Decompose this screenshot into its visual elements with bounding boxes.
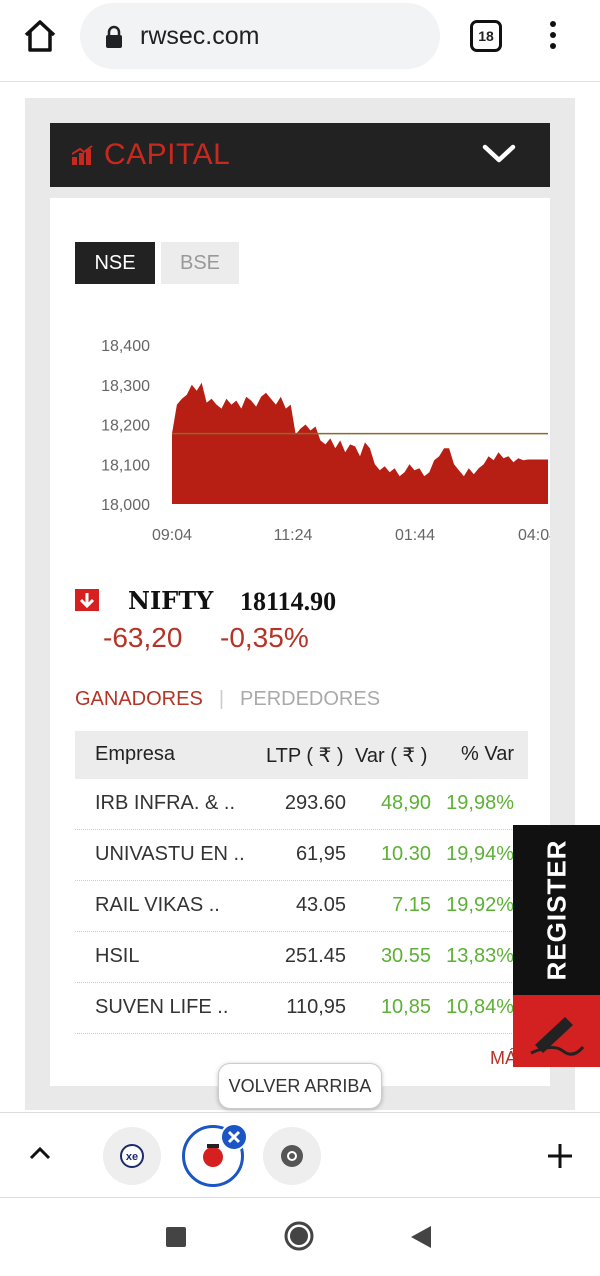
y-tick-label: 18,000: [101, 497, 150, 514]
header-var: Var ( ₹ ): [355, 745, 428, 767]
browser-toolbar: rwsec.com 18: [0, 0, 600, 82]
register-side-tab[interactable]: REGISTER: [513, 825, 600, 995]
tab-bse[interactable]: BSE: [161, 242, 239, 284]
home-icon[interactable]: [20, 18, 60, 54]
var-value: 7.15: [392, 894, 431, 916]
ltp-value: 61,95: [295, 843, 346, 865]
home-nav-icon[interactable]: [283, 1220, 315, 1257]
chevron-down-icon[interactable]: [482, 143, 516, 170]
down-arrow-icon: [75, 589, 99, 611]
lock-icon: [104, 25, 124, 54]
y-tick-label: 18,300: [101, 378, 150, 395]
android-nav-bar: [0, 1198, 600, 1276]
x-tick-label: 04:04: [518, 527, 550, 544]
pct-value: 19,92%: [446, 894, 514, 916]
ltp-value: 110,95: [286, 996, 346, 1018]
ltp-value: 251.45: [284, 945, 346, 967]
header-company: Empresa: [95, 743, 176, 765]
header-pct: % Var: [461, 743, 514, 765]
section-title: CAPITAL: [104, 138, 231, 171]
table-row[interactable]: IRB INFRA. & .. 293.60 48,90 19,98%: [75, 779, 528, 830]
x-tick-label: 09:04: [152, 527, 192, 544]
table-row[interactable]: UNIVASTU EN .. 61,95 10.30 19,94%: [75, 830, 528, 881]
tab-favicon-active[interactable]: [182, 1125, 244, 1187]
company-name[interactable]: RAIL VIKAS ..: [95, 894, 220, 916]
table-row[interactable]: SUVEN LIFE .. 110,95 10,85 10,84%: [75, 983, 528, 1034]
table-row[interactable]: RAIL VIKAS .. 43.05 7.15 19,92%: [75, 881, 528, 932]
x-tick-label: 01:44: [395, 527, 435, 544]
pct-value: 19,98%: [446, 792, 514, 814]
y-tick-label: 18,400: [101, 338, 150, 355]
pct-value: 13,83%: [446, 945, 514, 967]
tab-favicon-chrome[interactable]: [263, 1127, 321, 1185]
x-tick-label: 11:24: [274, 527, 313, 544]
table-row[interactable]: HSIL 251.45 30.55 13,83%: [75, 932, 528, 983]
recents-icon[interactable]: [165, 1226, 187, 1253]
company-name[interactable]: SUVEN LIFE ..: [95, 996, 229, 1018]
tab-losers[interactable]: PERDEDORES: [240, 688, 381, 710]
ltp-value: 43.05: [295, 894, 346, 916]
ltp-value: 293.60: [284, 792, 346, 814]
pct-value: 10,84%: [446, 996, 514, 1018]
index-value: 18114.90: [240, 587, 337, 616]
tab-favicon-xe[interactable]: xe: [103, 1127, 161, 1185]
back-to-top-button[interactable]: VOLVER ARRIBA: [218, 1063, 382, 1109]
tab-nse[interactable]: NSE: [75, 242, 155, 284]
back-nav-icon[interactable]: [410, 1225, 432, 1254]
gainers-table: Empresa LTP ( ₹ ) Var ( ₹ ) % Var IRB IN…: [75, 731, 528, 1034]
signature-pen-icon[interactable]: [513, 995, 600, 1067]
y-tick-label: 18,100: [101, 457, 150, 474]
company-name[interactable]: IRB INFRA. & ..: [95, 792, 236, 814]
table-header: Empresa LTP ( ₹ ) Var ( ₹ ) % Var: [75, 731, 528, 779]
movers-tabs: GANADORES | PERDEDORES: [75, 688, 380, 711]
close-tab-icon[interactable]: [220, 1123, 248, 1151]
tab-switcher-button[interactable]: 18: [470, 20, 502, 52]
address-bar[interactable]: rwsec.com: [80, 3, 440, 69]
tab-strip: xe: [0, 1112, 600, 1198]
pct-value: 19,94%: [446, 843, 514, 865]
register-label: REGISTER: [541, 839, 572, 981]
company-name[interactable]: UNIVASTU EN ..: [95, 843, 245, 865]
var-value: 10.30: [380, 843, 431, 865]
var-value: 48,90: [380, 792, 431, 814]
tab-separator: |: [218, 688, 225, 710]
y-tick-label: 18,200: [101, 418, 150, 435]
capital-section-header[interactable]: CAPITAL: [50, 123, 550, 187]
tab-gainers[interactable]: GANADORES: [75, 688, 203, 710]
company-name[interactable]: HSIL: [95, 945, 140, 967]
url-text: rwsec.com: [140, 22, 260, 50]
var-value: 10,85: [380, 996, 431, 1018]
new-tab-plus-icon[interactable]: [545, 1141, 575, 1176]
svg-text:xe: xe: [126, 1151, 138, 1163]
var-value: 30.55: [380, 945, 431, 967]
more-menu-icon[interactable]: [545, 18, 561, 54]
chevron-up-icon[interactable]: [28, 1143, 52, 1168]
index-change: -63,20: [103, 622, 183, 653]
price-area: [172, 382, 548, 504]
index-change-percent: -0,35%: [220, 622, 309, 653]
header-ltp: LTP ( ₹ ): [266, 745, 344, 767]
bar-chart-icon: [71, 145, 94, 170]
market-card: NSE BSE 18,400 18,300 18,200 18,100 18,000 09…: [50, 198, 550, 1086]
index-name: NIFTY: [128, 586, 214, 615]
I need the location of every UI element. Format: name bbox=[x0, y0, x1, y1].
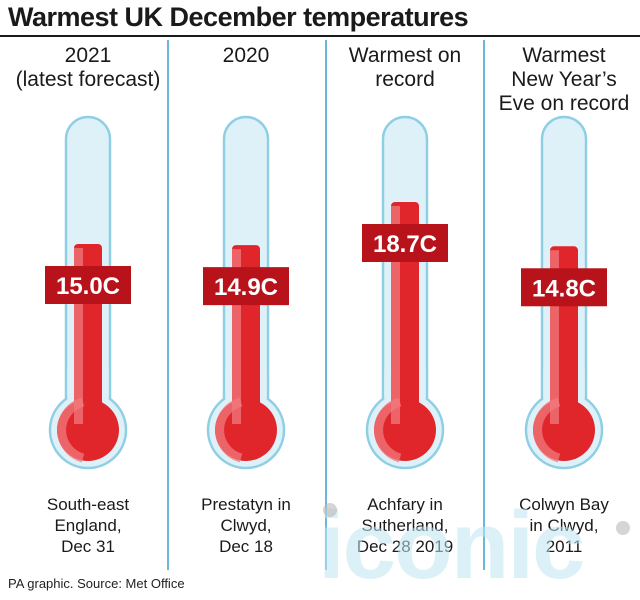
column-header-4-line-1: Warmest bbox=[522, 44, 605, 67]
location-label-2-line-2: Clwyd, bbox=[220, 516, 271, 535]
location-label-1-line-3: Dec 31 bbox=[61, 537, 115, 556]
title-rule bbox=[0, 35, 640, 37]
mercury-bulb-highlight-3 bbox=[374, 397, 402, 463]
location-label-4-line-1: Colwyn Bay bbox=[519, 495, 609, 514]
location-label-2-line-3: Dec 18 bbox=[219, 537, 273, 556]
mercury-highlight-1 bbox=[74, 248, 83, 424]
column-header-3-line-1: Warmest on bbox=[349, 44, 461, 67]
column-header-1-line-1: 2021 bbox=[65, 44, 112, 67]
column-header-1-line-2: (latest forecast) bbox=[16, 68, 161, 91]
mercury-bulb-highlight-4 bbox=[533, 397, 561, 463]
mercury-bulb-3 bbox=[374, 399, 436, 461]
thermometer-chart: 2021(latest forecast) 15.0C South-east Engl… bbox=[16, 40, 630, 570]
location-label-1-line-2: England, bbox=[54, 516, 121, 535]
watermark-logo: iconic bbox=[318, 492, 585, 599]
location-label-1-line-1: South-east bbox=[47, 495, 129, 514]
location-label-4-line-2: in Clwyd, bbox=[530, 516, 599, 535]
value-label-3: 18.7C bbox=[373, 231, 437, 258]
mercury-bulb-1 bbox=[57, 399, 119, 461]
chart-title: Warmest UK December temperatures bbox=[8, 2, 469, 32]
source-footnote: PA graphic. Source: Met Office bbox=[8, 576, 185, 591]
value-label-4: 14.8C bbox=[532, 275, 596, 302]
mercury-highlight-4 bbox=[550, 250, 559, 424]
value-label-2: 14.9C bbox=[214, 274, 278, 301]
column-header-2-line-1: 2020 bbox=[223, 44, 270, 67]
column-header-4-line-2: New Year’s bbox=[511, 68, 616, 91]
location-label-3-line-1: Achfary in bbox=[367, 495, 443, 514]
location-label-4-line-3: 2011 bbox=[546, 537, 583, 556]
value-label-box-2 bbox=[203, 267, 289, 306]
value-label-box-1 bbox=[45, 266, 131, 304]
value-label-1: 15.0C bbox=[56, 273, 120, 300]
mercury-bulb-2 bbox=[215, 399, 277, 461]
mercury-highlight-2 bbox=[232, 249, 241, 424]
mercury-bulb-highlight-2 bbox=[215, 397, 243, 463]
value-label-box-4 bbox=[521, 268, 607, 307]
watermark-dot-1 bbox=[323, 503, 337, 517]
column-header-4-line-3: Eve on record bbox=[499, 92, 630, 115]
value-label-box-3 bbox=[362, 224, 448, 263]
mercury-bulb-4 bbox=[533, 399, 595, 461]
location-label-3-line-2: Sutherland, bbox=[362, 516, 449, 535]
watermark-dot-2 bbox=[616, 521, 630, 535]
column-header-3-line-2: record bbox=[375, 68, 435, 91]
mercury-bulb-highlight-1 bbox=[57, 397, 85, 463]
mercury-highlight-3 bbox=[391, 206, 400, 424]
location-label-2-line-1: Prestatyn in bbox=[201, 495, 291, 514]
location-label-3-line-3: Dec 28 2019 bbox=[357, 537, 453, 556]
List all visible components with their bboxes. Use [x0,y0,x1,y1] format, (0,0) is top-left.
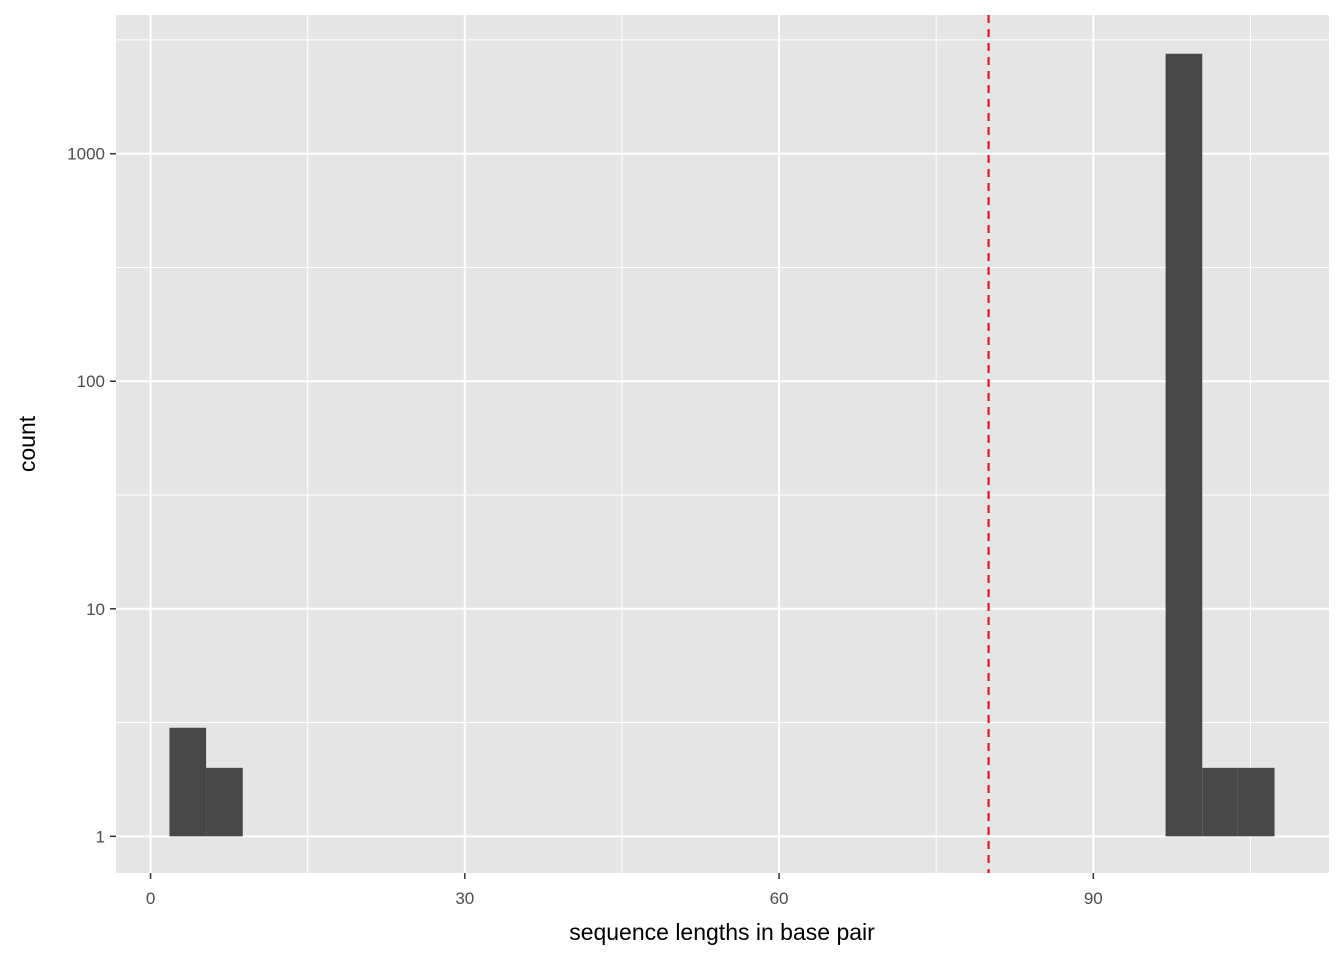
plot-panel [116,15,1329,873]
histogram-bar [1202,767,1238,837]
x-tick-label: 60 [770,889,789,908]
histogram-bar [1237,767,1275,837]
x-tick-label: 30 [455,889,474,908]
histogram-bar [169,727,207,837]
histogram-bar [206,767,243,837]
y-tick-label: 100 [77,372,105,391]
gridlines [116,15,1329,873]
bars [169,53,1275,837]
y-tick-label: 1000 [67,145,105,164]
y-tick-label: 10 [86,600,105,619]
y-axis-title: count [14,415,40,472]
x-axis-title: sequence lengths in base pair [569,919,875,945]
axes: 0 30 60 90 1 10 100 1000 [67,145,1103,908]
x-tick-label: 90 [1084,889,1103,908]
histogram-bar [1165,53,1203,837]
y-tick-label: 1 [96,827,105,846]
x-tick-label: 0 [146,889,155,908]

===

▶ [Task to carry out]: Retype the lines from the one containing "column-header-4-line-1: Warmest bbox=[522, 44, 605, 67]" through the one containing "value-label-4: 14.8C bbox=[532, 275, 596, 302]", both included, exactly as they appear.

▶ [Exercise output]:
column-header-4-line-1: Warmest bbox=[522, 44, 605, 67]
location-label-2-line-2: Clwyd, bbox=[220, 516, 271, 535]
location-label-1-line-3: Dec 31 bbox=[61, 537, 115, 556]
title-rule bbox=[0, 35, 640, 37]
mercury-bulb-highlight-3 bbox=[374, 397, 402, 463]
location-label-4-line-1: Colwyn Bay bbox=[519, 495, 609, 514]
location-label-2-line-3: Dec 18 bbox=[219, 537, 273, 556]
mercury-highlight-1 bbox=[74, 248, 83, 424]
column-header-3-line-1: Warmest on bbox=[349, 44, 461, 67]
column-header-1-line-1: 2021 bbox=[65, 44, 112, 67]
column-header-1-line-2: (latest forecast) bbox=[16, 68, 161, 91]
mercury-bulb-highlight-4 bbox=[533, 397, 561, 463]
mercury-bulb-3 bbox=[374, 399, 436, 461]
thermometer-chart: 2021(latest forecast) 15.0C South-east Engl… bbox=[16, 40, 630, 570]
location-label-1-line-2: England, bbox=[54, 516, 121, 535]
watermark-logo: iconic bbox=[318, 492, 585, 599]
location-label-1-line-1: South-east bbox=[47, 495, 129, 514]
location-label-4-line-2: in Clwyd, bbox=[530, 516, 599, 535]
value-label-3: 18.7C bbox=[373, 231, 437, 258]
mercury-bulb-1 bbox=[57, 399, 119, 461]
chart-title: Warmest UK December temperatures bbox=[8, 2, 469, 32]
source-footnote: PA graphic. Source: Met Office bbox=[8, 576, 185, 591]
value-label-4: 14.8C bbox=[532, 275, 596, 302]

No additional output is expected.